[Rows from a dataset]
■ ■ ■ ■ ■

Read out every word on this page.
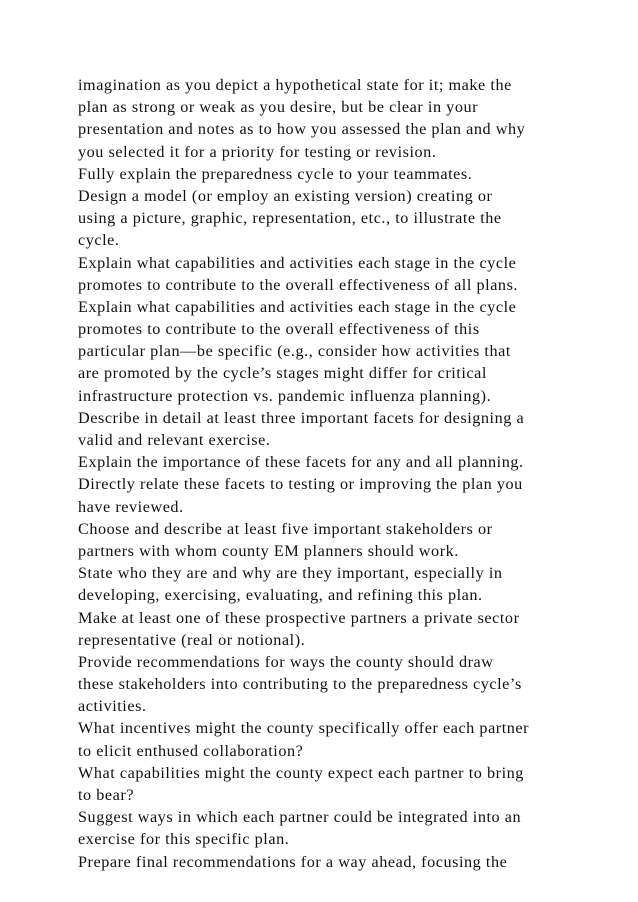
imagination as you depict a hypothetical state for it; make the
plan as strong or weak as you desire, but be clear in your
presentation and notes as to how you assessed the plan and why
you selected it for a priority for testing or revision.
Fully explain the preparedness cycle to your teammates.
Design a model (or employ an existing version) creating or
using a picture, graphic, representation, etc., to illustrate the
cycle.
Explain what capabilities and activities each stage in the cycle
promotes to contribute to the overall effectiveness of all plans.
Explain what capabilities and activities each stage in the cycle
promotes to contribute to the overall effectiveness of this
particular plan—be specific (e.g., consider how activities that
are promoted by the cycle’s stages might differ for critical
infrastructure protection vs. pandemic influenza planning).
Describe in detail at least three important facets for designing a
valid and relevant exercise.
Explain the importance of these facets for any and all planning.
Directly relate these facets to testing or improving the plan you
have reviewed.
Choose and describe at least five important stakeholders or
partners with whom county EM planners should work.
State who they are and why are they important, especially in
developing, exercising, evaluating, and refining this plan.
Make at least one of these prospective partners a private sector
representative (real or notional).
Provide recommendations for ways the county should draw
these stakeholders into contributing to the preparedness cycle’s
activities.
What incentives might the county specifically offer each partner
to elicit enthused collaboration?
What capabilities might the county expect each partner to bring
to bear?
Suggest ways in which each partner could be integrated into an
exercise for this specific plan.
Prepare final recommendations for a way ahead, focusing the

■ ■ ■ ■ ■

=== Prompt ===
Every record above should be written out again without change, except that the pictures are left out.

=== Solved exercise ===
Read out every word on this page.
imagination as you depict a hypothetical state for it; make the
plan as strong or weak as you desire, but be clear in your
presentation and notes as to how you assessed the plan and why
you selected it for a priority for testing or revision.
Fully explain the preparedness cycle to your teammates.
Design a model (or employ an existing version) creating or
using a picture, graphic, representation, etc., to illustrate the
cycle.
Explain what capabilities and activities each stage in the cycle
promotes to contribute to the overall effectiveness of all plans.
Explain what capabilities and activities each stage in the cycle
promotes to contribute to the overall effectiveness of this
particular plan—be specific (e.g., consider how activities that
are promoted by the cycle’s stages might differ for critical
infrastructure protection vs. pandemic influenza planning).
Describe in detail at least three important facets for designing a
valid and relevant exercise.
Explain the importance of these facets for any and all planning.
Directly relate these facets to testing or improving the plan you
have reviewed.
Choose and describe at least five important stakeholders or
partners with whom county EM planners should work.
State who they are and why are they important, especially in
developing, exercising, evaluating, and refining this plan.
Make at least one of these prospective partners a private sector
representative (real or notional).
Provide recommendations for ways the county should draw
these stakeholders into contributing to the preparedness cycle’s
activities.
What incentives might the county specifically offer each partner
to elicit enthused collaboration?
What capabilities might the county expect each partner to bring
to bear?
Suggest ways in which each partner could be integrated into an
exercise for this specific plan.
Prepare final recommendations for a way ahead, focusing the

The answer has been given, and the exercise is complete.